# GOAL
Search the data below for "with"; list each line that holds it.
═════ DATA RECORDS
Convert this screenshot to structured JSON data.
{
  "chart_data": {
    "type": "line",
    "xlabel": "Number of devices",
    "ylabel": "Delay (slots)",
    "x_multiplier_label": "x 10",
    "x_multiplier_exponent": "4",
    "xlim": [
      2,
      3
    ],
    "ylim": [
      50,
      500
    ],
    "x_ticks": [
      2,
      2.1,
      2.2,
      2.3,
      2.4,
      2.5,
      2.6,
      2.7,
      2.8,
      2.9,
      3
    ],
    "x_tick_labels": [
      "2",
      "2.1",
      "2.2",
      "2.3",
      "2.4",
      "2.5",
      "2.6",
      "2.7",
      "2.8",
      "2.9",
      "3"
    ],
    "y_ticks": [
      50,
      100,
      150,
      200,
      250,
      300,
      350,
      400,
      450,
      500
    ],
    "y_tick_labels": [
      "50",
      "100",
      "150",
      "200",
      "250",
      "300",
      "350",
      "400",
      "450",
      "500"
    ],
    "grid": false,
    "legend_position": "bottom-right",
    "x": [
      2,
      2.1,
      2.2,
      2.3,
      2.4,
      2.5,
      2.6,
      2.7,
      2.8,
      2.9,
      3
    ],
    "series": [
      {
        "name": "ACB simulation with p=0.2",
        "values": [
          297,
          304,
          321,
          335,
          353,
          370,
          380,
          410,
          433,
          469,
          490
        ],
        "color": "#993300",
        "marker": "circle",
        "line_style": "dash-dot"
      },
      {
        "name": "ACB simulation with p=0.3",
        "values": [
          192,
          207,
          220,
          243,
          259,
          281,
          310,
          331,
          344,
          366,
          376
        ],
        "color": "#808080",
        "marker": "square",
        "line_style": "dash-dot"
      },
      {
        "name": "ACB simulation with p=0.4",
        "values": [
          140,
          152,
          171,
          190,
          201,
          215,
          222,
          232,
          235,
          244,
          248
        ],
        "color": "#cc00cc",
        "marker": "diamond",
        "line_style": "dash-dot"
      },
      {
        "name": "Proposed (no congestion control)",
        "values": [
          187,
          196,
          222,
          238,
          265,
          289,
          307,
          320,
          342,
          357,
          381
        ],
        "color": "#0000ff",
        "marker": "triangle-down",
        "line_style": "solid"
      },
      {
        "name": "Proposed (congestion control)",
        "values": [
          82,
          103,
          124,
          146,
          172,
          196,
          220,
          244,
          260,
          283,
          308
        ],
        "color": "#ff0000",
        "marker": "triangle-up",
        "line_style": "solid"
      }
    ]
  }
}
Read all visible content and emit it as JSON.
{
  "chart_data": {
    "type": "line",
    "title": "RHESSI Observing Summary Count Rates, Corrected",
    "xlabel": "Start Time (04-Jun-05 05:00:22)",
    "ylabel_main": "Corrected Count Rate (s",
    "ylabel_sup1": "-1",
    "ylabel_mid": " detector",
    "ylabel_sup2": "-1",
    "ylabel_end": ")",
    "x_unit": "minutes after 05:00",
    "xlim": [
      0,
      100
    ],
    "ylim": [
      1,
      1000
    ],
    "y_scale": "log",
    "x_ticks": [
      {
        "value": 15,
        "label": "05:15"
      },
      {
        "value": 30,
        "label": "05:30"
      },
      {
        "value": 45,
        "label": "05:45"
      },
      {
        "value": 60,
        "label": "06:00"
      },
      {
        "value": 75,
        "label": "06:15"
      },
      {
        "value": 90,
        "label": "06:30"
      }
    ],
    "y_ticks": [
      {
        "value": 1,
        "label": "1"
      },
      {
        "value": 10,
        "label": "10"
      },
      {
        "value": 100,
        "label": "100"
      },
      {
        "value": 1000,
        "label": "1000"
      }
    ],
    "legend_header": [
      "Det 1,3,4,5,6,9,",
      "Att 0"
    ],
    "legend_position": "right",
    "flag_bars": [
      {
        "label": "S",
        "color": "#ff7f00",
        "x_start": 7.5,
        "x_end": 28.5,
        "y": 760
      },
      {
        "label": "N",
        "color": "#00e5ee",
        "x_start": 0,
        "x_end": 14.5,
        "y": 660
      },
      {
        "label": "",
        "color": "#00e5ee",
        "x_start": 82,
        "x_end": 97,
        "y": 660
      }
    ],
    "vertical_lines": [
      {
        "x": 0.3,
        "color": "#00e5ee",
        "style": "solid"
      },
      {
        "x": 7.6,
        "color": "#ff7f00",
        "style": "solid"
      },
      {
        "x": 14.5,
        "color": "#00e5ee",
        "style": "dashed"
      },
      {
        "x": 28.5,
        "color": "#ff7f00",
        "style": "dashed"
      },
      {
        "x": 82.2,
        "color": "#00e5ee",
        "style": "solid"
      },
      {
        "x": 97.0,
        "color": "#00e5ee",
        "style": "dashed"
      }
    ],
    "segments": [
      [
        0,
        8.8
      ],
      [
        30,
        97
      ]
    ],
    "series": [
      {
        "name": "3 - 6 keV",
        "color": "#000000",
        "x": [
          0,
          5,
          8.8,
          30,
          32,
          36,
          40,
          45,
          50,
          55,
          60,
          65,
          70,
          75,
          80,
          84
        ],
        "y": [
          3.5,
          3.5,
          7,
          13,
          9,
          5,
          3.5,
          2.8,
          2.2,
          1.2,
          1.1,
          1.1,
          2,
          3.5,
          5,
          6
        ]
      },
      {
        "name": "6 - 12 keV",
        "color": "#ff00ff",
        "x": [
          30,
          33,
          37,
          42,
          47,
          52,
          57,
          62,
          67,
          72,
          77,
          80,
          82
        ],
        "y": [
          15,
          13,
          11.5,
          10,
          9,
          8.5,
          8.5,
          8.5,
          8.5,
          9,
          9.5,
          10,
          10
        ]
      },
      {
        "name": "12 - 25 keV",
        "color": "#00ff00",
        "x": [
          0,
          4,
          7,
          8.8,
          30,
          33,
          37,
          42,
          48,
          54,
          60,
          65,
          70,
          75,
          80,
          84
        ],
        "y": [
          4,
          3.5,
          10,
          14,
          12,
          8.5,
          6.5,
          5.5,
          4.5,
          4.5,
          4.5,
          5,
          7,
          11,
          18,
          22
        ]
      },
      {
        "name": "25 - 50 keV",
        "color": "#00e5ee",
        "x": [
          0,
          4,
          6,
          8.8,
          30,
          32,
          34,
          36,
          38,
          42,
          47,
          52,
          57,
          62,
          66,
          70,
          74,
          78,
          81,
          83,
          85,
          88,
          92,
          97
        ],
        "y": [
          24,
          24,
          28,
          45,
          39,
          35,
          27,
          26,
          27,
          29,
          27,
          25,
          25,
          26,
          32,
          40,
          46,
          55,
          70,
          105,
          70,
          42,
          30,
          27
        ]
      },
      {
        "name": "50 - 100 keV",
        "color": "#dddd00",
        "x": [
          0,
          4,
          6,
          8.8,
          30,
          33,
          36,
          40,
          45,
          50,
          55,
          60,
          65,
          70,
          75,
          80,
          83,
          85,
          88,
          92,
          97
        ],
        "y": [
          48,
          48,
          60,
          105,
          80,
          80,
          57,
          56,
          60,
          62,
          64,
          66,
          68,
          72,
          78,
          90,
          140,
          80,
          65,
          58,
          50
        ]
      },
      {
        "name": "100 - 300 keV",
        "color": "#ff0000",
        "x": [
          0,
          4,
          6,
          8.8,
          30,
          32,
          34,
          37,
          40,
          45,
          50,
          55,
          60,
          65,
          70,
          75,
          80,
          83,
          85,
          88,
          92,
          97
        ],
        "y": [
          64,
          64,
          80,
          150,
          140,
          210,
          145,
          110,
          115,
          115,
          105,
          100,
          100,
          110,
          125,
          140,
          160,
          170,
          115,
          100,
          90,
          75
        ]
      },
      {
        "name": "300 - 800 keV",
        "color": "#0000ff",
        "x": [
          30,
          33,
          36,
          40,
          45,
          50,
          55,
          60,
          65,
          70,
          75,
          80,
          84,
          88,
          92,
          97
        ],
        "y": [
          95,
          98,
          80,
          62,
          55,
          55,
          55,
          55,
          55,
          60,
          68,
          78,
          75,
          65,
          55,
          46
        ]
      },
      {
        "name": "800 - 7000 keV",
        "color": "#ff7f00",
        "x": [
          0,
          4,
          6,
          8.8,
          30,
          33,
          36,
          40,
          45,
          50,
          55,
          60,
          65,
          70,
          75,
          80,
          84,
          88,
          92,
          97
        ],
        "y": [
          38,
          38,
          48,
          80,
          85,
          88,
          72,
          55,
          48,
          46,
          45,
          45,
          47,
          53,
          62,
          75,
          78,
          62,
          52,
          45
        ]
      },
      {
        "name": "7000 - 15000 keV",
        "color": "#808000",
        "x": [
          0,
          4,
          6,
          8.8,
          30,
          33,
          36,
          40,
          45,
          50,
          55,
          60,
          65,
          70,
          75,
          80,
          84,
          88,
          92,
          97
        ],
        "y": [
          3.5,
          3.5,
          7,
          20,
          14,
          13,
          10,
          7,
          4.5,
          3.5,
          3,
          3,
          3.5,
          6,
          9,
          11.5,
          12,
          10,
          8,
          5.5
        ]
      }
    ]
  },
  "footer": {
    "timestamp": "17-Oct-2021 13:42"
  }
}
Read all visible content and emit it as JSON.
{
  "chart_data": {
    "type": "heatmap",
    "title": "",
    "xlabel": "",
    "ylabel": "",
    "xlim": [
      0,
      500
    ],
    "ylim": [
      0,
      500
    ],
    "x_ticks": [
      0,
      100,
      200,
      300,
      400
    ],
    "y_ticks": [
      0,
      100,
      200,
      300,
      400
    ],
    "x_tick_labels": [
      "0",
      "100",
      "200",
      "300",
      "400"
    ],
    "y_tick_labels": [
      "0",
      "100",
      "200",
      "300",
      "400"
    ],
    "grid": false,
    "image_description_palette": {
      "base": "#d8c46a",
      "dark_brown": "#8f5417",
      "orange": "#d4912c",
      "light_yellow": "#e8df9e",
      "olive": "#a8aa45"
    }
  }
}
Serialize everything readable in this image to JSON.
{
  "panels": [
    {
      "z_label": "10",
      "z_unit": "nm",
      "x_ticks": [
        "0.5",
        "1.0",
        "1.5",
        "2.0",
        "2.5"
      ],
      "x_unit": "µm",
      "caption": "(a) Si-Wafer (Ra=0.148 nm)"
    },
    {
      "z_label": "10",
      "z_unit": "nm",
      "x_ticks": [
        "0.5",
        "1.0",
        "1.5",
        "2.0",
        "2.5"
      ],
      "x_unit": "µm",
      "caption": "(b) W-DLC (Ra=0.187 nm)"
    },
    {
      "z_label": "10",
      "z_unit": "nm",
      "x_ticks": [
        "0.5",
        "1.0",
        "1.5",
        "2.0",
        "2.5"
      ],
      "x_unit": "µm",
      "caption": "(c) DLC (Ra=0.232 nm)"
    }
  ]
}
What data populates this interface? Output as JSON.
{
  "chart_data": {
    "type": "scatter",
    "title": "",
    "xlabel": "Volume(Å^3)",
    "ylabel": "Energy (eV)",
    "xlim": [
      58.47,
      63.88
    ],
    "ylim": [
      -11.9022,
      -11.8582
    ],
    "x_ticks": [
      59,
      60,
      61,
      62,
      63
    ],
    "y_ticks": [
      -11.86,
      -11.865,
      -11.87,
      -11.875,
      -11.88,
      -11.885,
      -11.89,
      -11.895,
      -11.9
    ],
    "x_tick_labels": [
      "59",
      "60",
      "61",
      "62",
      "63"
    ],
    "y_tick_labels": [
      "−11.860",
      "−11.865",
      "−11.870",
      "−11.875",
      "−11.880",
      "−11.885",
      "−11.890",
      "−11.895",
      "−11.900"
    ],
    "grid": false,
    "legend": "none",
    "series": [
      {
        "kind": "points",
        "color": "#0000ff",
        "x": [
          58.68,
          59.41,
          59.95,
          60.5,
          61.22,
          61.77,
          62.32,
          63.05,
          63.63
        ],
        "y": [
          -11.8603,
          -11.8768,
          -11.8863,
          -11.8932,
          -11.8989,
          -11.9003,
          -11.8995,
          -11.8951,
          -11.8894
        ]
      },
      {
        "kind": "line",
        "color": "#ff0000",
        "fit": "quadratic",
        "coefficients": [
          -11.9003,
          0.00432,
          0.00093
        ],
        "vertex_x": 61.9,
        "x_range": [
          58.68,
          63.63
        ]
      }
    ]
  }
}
══════════
# ANSWER TO THE EXERCISE
        "name": "ACB simulation with p=0.2",
        "name": "ACB simulation with p=0.3",
        "name": "ACB simulation with p=0.4",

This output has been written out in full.